Start Stored records
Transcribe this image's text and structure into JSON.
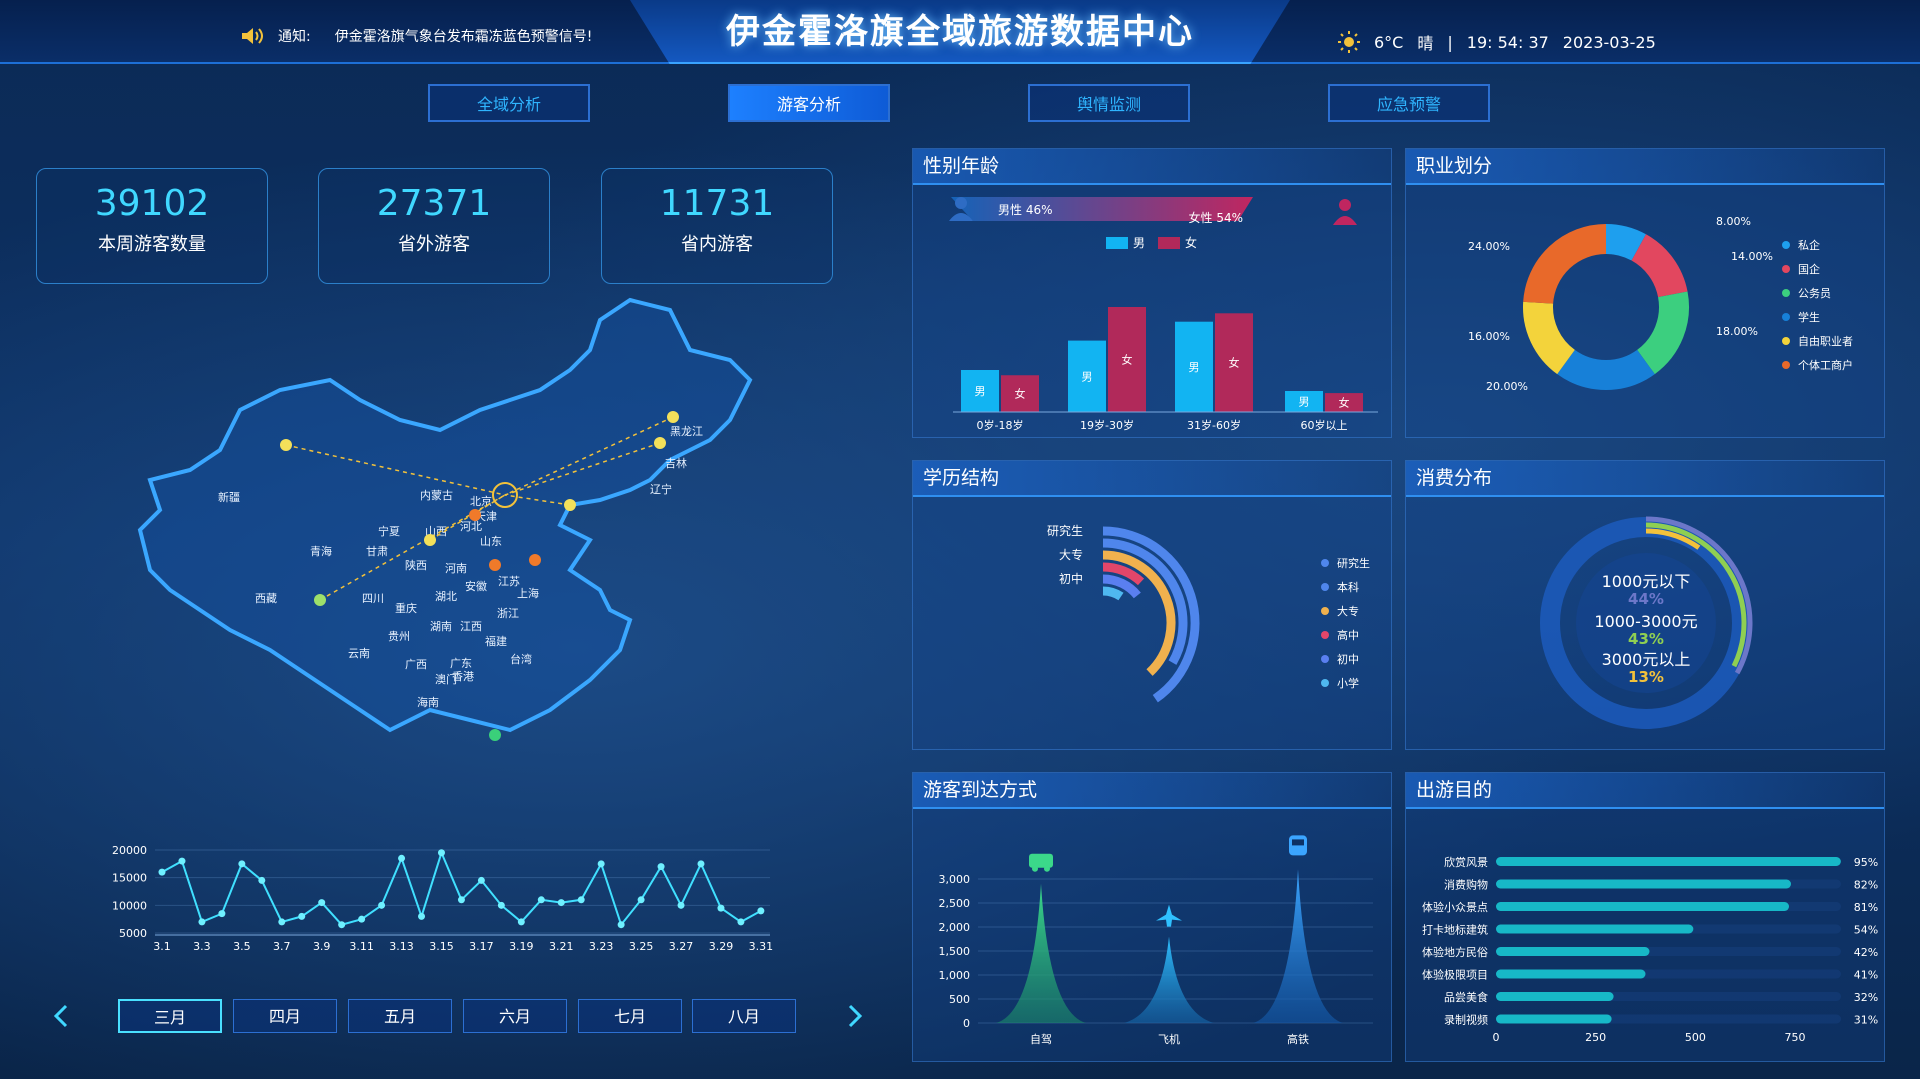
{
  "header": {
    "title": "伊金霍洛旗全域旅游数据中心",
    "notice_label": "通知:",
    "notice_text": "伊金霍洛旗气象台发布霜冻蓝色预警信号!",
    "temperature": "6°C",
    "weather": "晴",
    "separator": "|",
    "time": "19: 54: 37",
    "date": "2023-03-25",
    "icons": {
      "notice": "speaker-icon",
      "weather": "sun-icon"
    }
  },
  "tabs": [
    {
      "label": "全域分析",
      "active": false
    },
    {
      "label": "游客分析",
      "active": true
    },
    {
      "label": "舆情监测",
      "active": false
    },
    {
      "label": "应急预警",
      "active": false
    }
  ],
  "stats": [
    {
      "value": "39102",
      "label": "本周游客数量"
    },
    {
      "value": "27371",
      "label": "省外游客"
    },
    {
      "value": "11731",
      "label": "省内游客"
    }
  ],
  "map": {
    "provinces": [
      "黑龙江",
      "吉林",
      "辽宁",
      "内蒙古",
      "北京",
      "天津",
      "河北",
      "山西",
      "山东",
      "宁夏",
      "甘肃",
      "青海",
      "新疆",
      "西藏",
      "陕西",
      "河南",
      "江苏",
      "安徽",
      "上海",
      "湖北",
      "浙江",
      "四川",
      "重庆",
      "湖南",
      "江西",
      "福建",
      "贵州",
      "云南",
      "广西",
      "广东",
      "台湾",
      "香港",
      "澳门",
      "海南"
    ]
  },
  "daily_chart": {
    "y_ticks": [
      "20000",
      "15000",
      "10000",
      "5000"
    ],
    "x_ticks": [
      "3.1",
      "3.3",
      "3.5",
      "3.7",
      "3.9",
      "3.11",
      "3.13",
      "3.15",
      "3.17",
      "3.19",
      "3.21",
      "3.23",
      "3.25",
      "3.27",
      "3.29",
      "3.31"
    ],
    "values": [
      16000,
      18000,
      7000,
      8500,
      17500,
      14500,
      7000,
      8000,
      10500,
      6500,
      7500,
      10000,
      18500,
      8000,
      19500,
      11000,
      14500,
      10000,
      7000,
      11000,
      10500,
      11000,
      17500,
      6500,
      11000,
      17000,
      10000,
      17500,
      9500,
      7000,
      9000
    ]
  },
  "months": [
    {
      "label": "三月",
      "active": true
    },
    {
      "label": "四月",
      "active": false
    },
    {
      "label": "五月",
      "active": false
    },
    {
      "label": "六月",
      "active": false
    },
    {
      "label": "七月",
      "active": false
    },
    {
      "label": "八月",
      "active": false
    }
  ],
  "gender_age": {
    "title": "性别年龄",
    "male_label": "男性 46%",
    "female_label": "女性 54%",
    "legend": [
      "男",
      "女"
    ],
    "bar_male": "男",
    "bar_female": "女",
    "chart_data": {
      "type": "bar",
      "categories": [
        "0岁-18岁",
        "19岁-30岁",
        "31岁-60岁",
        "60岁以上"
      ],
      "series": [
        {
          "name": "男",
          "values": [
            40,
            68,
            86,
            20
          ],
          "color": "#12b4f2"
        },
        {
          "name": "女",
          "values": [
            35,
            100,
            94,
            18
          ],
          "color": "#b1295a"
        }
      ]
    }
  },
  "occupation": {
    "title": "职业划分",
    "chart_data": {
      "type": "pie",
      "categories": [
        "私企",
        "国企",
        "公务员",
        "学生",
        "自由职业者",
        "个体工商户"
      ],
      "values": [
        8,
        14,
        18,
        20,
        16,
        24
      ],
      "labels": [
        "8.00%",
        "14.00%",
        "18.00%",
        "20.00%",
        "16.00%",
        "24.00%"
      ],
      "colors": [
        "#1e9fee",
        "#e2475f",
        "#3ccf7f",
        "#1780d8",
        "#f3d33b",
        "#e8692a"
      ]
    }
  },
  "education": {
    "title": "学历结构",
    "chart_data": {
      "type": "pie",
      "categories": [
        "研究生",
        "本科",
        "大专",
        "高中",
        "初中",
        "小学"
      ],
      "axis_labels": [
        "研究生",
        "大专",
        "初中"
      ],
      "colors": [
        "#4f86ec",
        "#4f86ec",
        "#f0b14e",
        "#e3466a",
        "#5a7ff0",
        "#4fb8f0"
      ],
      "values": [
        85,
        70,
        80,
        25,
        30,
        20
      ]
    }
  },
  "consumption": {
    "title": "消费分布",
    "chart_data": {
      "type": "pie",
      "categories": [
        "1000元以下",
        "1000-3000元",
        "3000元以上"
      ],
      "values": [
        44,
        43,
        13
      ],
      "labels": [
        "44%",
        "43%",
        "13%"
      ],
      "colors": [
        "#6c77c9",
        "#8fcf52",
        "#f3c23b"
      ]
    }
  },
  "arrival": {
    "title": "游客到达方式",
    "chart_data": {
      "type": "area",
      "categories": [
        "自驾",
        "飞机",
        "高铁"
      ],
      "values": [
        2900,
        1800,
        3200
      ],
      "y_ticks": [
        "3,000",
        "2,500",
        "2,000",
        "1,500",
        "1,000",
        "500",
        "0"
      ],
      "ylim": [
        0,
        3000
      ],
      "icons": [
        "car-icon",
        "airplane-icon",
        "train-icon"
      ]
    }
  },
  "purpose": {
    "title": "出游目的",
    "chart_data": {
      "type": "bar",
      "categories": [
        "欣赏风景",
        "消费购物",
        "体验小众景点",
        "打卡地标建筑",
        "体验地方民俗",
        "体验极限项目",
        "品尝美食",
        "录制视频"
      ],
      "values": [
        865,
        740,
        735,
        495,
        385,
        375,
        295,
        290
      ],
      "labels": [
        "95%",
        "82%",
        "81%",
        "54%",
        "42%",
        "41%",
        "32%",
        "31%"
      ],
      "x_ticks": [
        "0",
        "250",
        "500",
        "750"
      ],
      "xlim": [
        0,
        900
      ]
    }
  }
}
End Stored records
Start Stored records
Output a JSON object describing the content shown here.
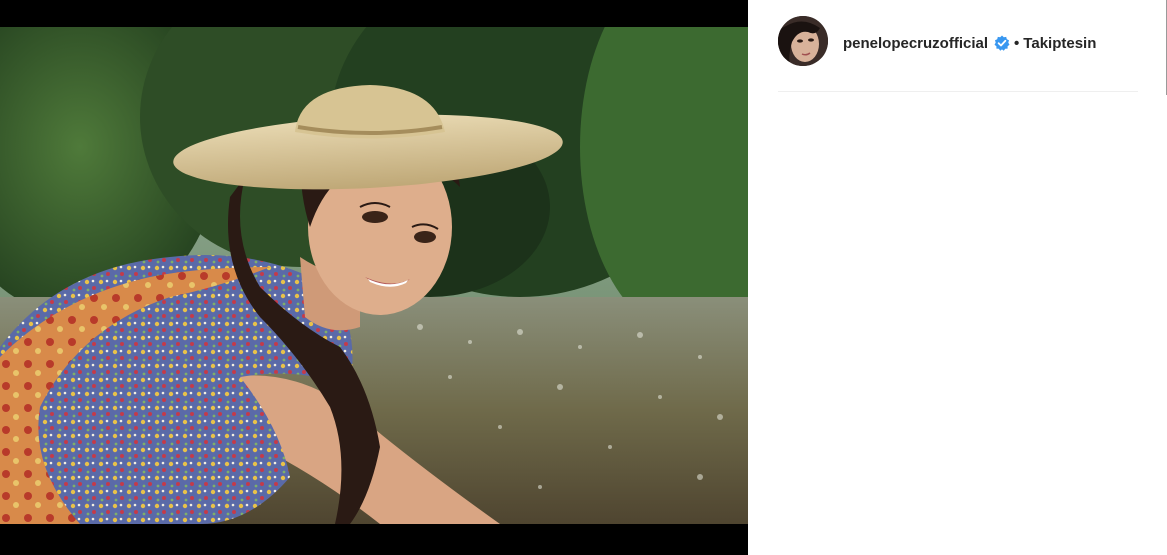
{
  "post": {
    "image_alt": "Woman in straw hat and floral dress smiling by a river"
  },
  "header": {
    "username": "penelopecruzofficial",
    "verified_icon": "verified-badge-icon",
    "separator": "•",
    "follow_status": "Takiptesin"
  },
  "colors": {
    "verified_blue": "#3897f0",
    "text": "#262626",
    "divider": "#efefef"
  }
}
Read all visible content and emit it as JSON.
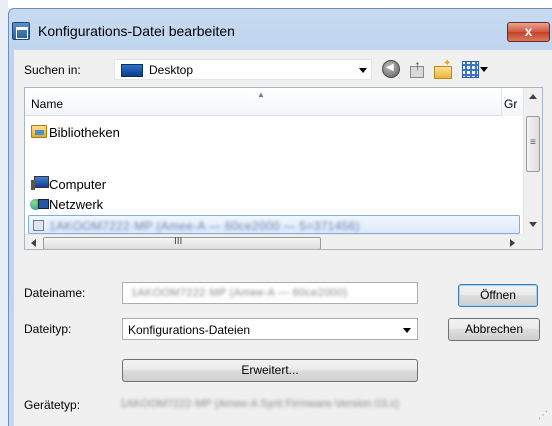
End Stored records
* _Given task_: In the entries above, find the line that contains "Output a JSON" and the line that contains "Read all visible content and emit it as JSON.". Reproduce exactly those two lines and every line between them, but not the pictures.

* _Response to the task_:
Output a JSON object describing the content shown here.
{
  "post": {
    "image_alt": "Woman in straw hat and floral dress smiling by a river"
  },
  "header": {
    "username": "penelopecruzofficial",
    "verified_icon": "verified-badge-icon",
    "separator": "•",
    "follow_status": "Takiptesin"
  },
  "colors": {
    "verified_blue": "#3897f0",
    "text": "#262626",
    "divider": "#efefef"
  }
}
Read all visible content and emit it as JSON.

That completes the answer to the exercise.